Copy out every line that contains "treden".

Dataset entries:
+===+
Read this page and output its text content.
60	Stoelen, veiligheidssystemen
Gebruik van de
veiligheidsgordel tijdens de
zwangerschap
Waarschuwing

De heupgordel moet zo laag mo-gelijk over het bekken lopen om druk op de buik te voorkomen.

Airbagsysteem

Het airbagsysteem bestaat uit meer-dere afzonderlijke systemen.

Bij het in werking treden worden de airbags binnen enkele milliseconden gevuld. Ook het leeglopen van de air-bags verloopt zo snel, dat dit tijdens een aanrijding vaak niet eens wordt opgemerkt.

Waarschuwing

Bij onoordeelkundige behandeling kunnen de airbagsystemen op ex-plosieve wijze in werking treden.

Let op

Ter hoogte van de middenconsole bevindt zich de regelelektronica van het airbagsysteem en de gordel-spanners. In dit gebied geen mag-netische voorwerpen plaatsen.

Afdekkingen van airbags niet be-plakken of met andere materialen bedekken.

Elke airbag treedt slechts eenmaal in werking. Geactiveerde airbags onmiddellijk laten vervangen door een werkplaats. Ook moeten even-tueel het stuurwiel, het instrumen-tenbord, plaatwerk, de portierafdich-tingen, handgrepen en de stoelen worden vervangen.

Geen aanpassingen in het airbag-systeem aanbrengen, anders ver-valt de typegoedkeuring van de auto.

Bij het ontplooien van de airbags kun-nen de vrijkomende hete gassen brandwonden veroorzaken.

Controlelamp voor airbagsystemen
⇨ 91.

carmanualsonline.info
+===+
## The solution
Bij het in werking treden worden de airbags binnen enkele milliseconden gevuld. Ook het leeglopen van de air-bags verloopt zo snel, dat dit tijdens een aanrijding vaak niet eens wordt opgemerkt.
Bij onoordeelkundige behandeling kunnen de airbagsystemen op ex-plosieve wijze in werking treden.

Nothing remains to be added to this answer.